* start Extracted information *

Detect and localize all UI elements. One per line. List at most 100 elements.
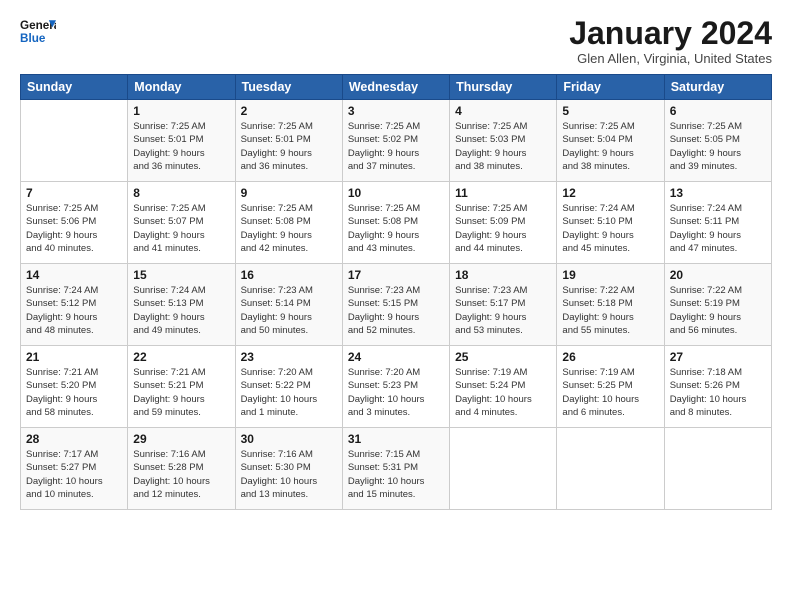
- header: General Blue January 2024 Glen Allen, Vi…: [20, 16, 772, 66]
- table-row: 22 Sunrise: 7:21 AM Sunset: 5:21 PM Dayli…: [128, 346, 235, 428]
- col-friday: Friday: [557, 75, 664, 100]
- table-row: 26Sunrise: 7:19 AM Sunset: 5:25 PM Dayli…: [557, 346, 664, 428]
- day-info: Sunrise: 7:19 AM Sunset: 5:25 PM Dayligh…: [562, 366, 658, 419]
- table-row: 20 Sunrise: 7:22 AM Sunset: 5:19 PM Dayli…: [664, 264, 771, 346]
- day-info: Sunrise: 7:25 AM Sunset: 5:07 PM Dayligh…: [133, 202, 229, 255]
- table-row: 24 Sunrise: 7:20 AM Sunset: 5:23 PM Dayli…: [342, 346, 449, 428]
- day-number: 16: [241, 268, 337, 282]
- day-number: 6: [670, 104, 766, 118]
- day-number: 17: [348, 268, 444, 282]
- table-row: 28 Sunrise: 7:17 AM Sunset: 5:27 PM Dayli…: [21, 428, 128, 510]
- col-thursday: Thursday: [450, 75, 557, 100]
- day-info: Sunrise: 7:25 AM Sunset: 5:02 PM Dayligh…: [348, 120, 444, 173]
- day-number: 5: [562, 104, 658, 118]
- day-info: Sunrise: 7:16 AM Sunset: 5:28 PM Dayligh…: [133, 448, 229, 501]
- day-number: 14: [26, 268, 122, 282]
- week-row-2: 14 Sunrise: 7:24 AM Sunset: 5:12 PM Dayli…: [21, 264, 772, 346]
- table-row: 11 Sunrise: 7:25 AM Sunset: 5:09 PM Dayli…: [450, 182, 557, 264]
- day-info: Sunrise: 7:22 AM Sunset: 5:18 PM Dayligh…: [562, 284, 658, 337]
- table-row: 19 Sunrise: 7:22 AM Sunset: 5:18 PM Dayli…: [557, 264, 664, 346]
- day-info: Sunrise: 7:25 AM Sunset: 5:01 PM Dayligh…: [241, 120, 337, 173]
- day-info: Sunrise: 7:25 AM Sunset: 5:09 PM Dayligh…: [455, 202, 551, 255]
- table-row: 17 Sunrise: 7:23 AM Sunset: 5:15 PM Dayli…: [342, 264, 449, 346]
- day-number: 4: [455, 104, 551, 118]
- location: Glen Allen, Virginia, United States: [569, 51, 772, 66]
- day-number: 18: [455, 268, 551, 282]
- day-info: Sunrise: 7:24 AM Sunset: 5:12 PM Dayligh…: [26, 284, 122, 337]
- day-info: Sunrise: 7:25 AM Sunset: 5:06 PM Dayligh…: [26, 202, 122, 255]
- day-info: Sunrise: 7:17 AM Sunset: 5:27 PM Dayligh…: [26, 448, 122, 501]
- week-row-3: 21Sunrise: 7:21 AM Sunset: 5:20 PM Dayli…: [21, 346, 772, 428]
- table-row: [21, 100, 128, 182]
- table-row: 21Sunrise: 7:21 AM Sunset: 5:20 PM Dayli…: [21, 346, 128, 428]
- day-number: 10: [348, 186, 444, 200]
- month-title: January 2024: [569, 16, 772, 51]
- day-number: 9: [241, 186, 337, 200]
- table-row: 15Sunrise: 7:24 AM Sunset: 5:13 PM Dayli…: [128, 264, 235, 346]
- table-row: 8Sunrise: 7:25 AM Sunset: 5:07 PM Daylig…: [128, 182, 235, 264]
- week-row-4: 28 Sunrise: 7:17 AM Sunset: 5:27 PM Dayli…: [21, 428, 772, 510]
- table-row: 18Sunrise: 7:23 AM Sunset: 5:17 PM Dayli…: [450, 264, 557, 346]
- table-row: 2Sunrise: 7:25 AM Sunset: 5:01 PM Daylig…: [235, 100, 342, 182]
- day-number: 12: [562, 186, 658, 200]
- day-number: 7: [26, 186, 122, 200]
- day-number: 11: [455, 186, 551, 200]
- table-row: 5 Sunrise: 7:25 AM Sunset: 5:04 PM Daylig…: [557, 100, 664, 182]
- week-row-1: 7 Sunrise: 7:25 AM Sunset: 5:06 PM Daylig…: [21, 182, 772, 264]
- table-row: [664, 428, 771, 510]
- calendar-table: Sunday Monday Tuesday Wednesday Thursday…: [20, 74, 772, 510]
- col-monday: Monday: [128, 75, 235, 100]
- table-row: 16 Sunrise: 7:23 AM Sunset: 5:14 PM Dayli…: [235, 264, 342, 346]
- day-number: 25: [455, 350, 551, 364]
- day-number: 19: [562, 268, 658, 282]
- day-info: Sunrise: 7:25 AM Sunset: 5:04 PM Dayligh…: [562, 120, 658, 173]
- day-number: 22: [133, 350, 229, 364]
- day-number: 15: [133, 268, 229, 282]
- day-info: Sunrise: 7:24 AM Sunset: 5:10 PM Dayligh…: [562, 202, 658, 255]
- day-info: Sunrise: 7:23 AM Sunset: 5:15 PM Dayligh…: [348, 284, 444, 337]
- day-number: 21: [26, 350, 122, 364]
- table-row: 13Sunrise: 7:24 AM Sunset: 5:11 PM Dayli…: [664, 182, 771, 264]
- day-number: 30: [241, 432, 337, 446]
- day-info: Sunrise: 7:23 AM Sunset: 5:14 PM Dayligh…: [241, 284, 337, 337]
- table-row: 10 Sunrise: 7:25 AM Sunset: 5:08 PM Dayli…: [342, 182, 449, 264]
- day-info: Sunrise: 7:25 AM Sunset: 5:01 PM Dayligh…: [133, 120, 229, 173]
- logo: General Blue: [20, 16, 56, 46]
- day-info: Sunrise: 7:21 AM Sunset: 5:21 PM Dayligh…: [133, 366, 229, 419]
- day-info: Sunrise: 7:25 AM Sunset: 5:08 PM Dayligh…: [241, 202, 337, 255]
- table-row: 23Sunrise: 7:20 AM Sunset: 5:22 PM Dayli…: [235, 346, 342, 428]
- svg-text:Blue: Blue: [20, 32, 46, 45]
- table-row: 3 Sunrise: 7:25 AM Sunset: 5:02 PM Daylig…: [342, 100, 449, 182]
- table-row: 25Sunrise: 7:19 AM Sunset: 5:24 PM Dayli…: [450, 346, 557, 428]
- col-tuesday: Tuesday: [235, 75, 342, 100]
- day-number: 20: [670, 268, 766, 282]
- day-info: Sunrise: 7:20 AM Sunset: 5:23 PM Dayligh…: [348, 366, 444, 419]
- day-info: Sunrise: 7:25 AM Sunset: 5:05 PM Dayligh…: [670, 120, 766, 173]
- day-info: Sunrise: 7:22 AM Sunset: 5:19 PM Dayligh…: [670, 284, 766, 337]
- day-number: 27: [670, 350, 766, 364]
- day-number: 23: [241, 350, 337, 364]
- day-info: Sunrise: 7:24 AM Sunset: 5:11 PM Dayligh…: [670, 202, 766, 255]
- week-row-0: 1 Sunrise: 7:25 AM Sunset: 5:01 PM Daylig…: [21, 100, 772, 182]
- day-info: Sunrise: 7:25 AM Sunset: 5:08 PM Dayligh…: [348, 202, 444, 255]
- table-row: 27 Sunrise: 7:18 AM Sunset: 5:26 PM Dayli…: [664, 346, 771, 428]
- day-number: 1: [133, 104, 229, 118]
- day-number: 24: [348, 350, 444, 364]
- day-info: Sunrise: 7:15 AM Sunset: 5:31 PM Dayligh…: [348, 448, 444, 501]
- day-number: 31: [348, 432, 444, 446]
- day-info: Sunrise: 7:16 AM Sunset: 5:30 PM Dayligh…: [241, 448, 337, 501]
- day-number: 28: [26, 432, 122, 446]
- table-row: [557, 428, 664, 510]
- table-row: 6 Sunrise: 7:25 AM Sunset: 5:05 PM Daylig…: [664, 100, 771, 182]
- table-row: 29Sunrise: 7:16 AM Sunset: 5:28 PM Dayli…: [128, 428, 235, 510]
- table-row: 30 Sunrise: 7:16 AM Sunset: 5:30 PM Dayli…: [235, 428, 342, 510]
- col-saturday: Saturday: [664, 75, 771, 100]
- day-info: Sunrise: 7:18 AM Sunset: 5:26 PM Dayligh…: [670, 366, 766, 419]
- page: General Blue January 2024 Glen Allen, Vi…: [0, 0, 792, 612]
- table-row: 9 Sunrise: 7:25 AM Sunset: 5:08 PM Daylig…: [235, 182, 342, 264]
- day-number: 3: [348, 104, 444, 118]
- table-row: 14 Sunrise: 7:24 AM Sunset: 5:12 PM Dayli…: [21, 264, 128, 346]
- table-row: 4Sunrise: 7:25 AM Sunset: 5:03 PM Daylig…: [450, 100, 557, 182]
- col-sunday: Sunday: [21, 75, 128, 100]
- title-area: January 2024 Glen Allen, Virginia, Unite…: [569, 16, 772, 66]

* end Extracted information *

Description of the task> Please copy the rows above word for word, from the line with "- header: General" up to and including the line with "- table-row: 28".

Worked answer>
- header: General Blue January 2024 Glen Allen, Vi…: [20, 16, 772, 66]
- table-row: 22 Sunrise: 7:21 AM Sunset: 5:21 PM Dayli…: [128, 346, 235, 428]
- col-friday: Friday: [557, 75, 664, 100]
- table-row: 26Sunrise: 7:19 AM Sunset: 5:25 PM Dayli…: [557, 346, 664, 428]
- day-info: Sunrise: 7:19 AM Sunset: 5:25 PM Dayligh…: [562, 366, 658, 419]
- table-row: 20 Sunrise: 7:22 AM Sunset: 5:19 PM Dayli…: [664, 264, 771, 346]
- day-info: Sunrise: 7:25 AM Sunset: 5:07 PM Dayligh…: [133, 202, 229, 255]
- table-row: 24 Sunrise: 7:20 AM Sunset: 5:23 PM Dayli…: [342, 346, 449, 428]
- day-number: 16: [241, 268, 337, 282]
- day-number: 6: [670, 104, 766, 118]
- day-number: 17: [348, 268, 444, 282]
- table-row: 28 Sunrise: 7:17 AM Sunset: 5:27 PM Dayli…: [21, 428, 128, 510]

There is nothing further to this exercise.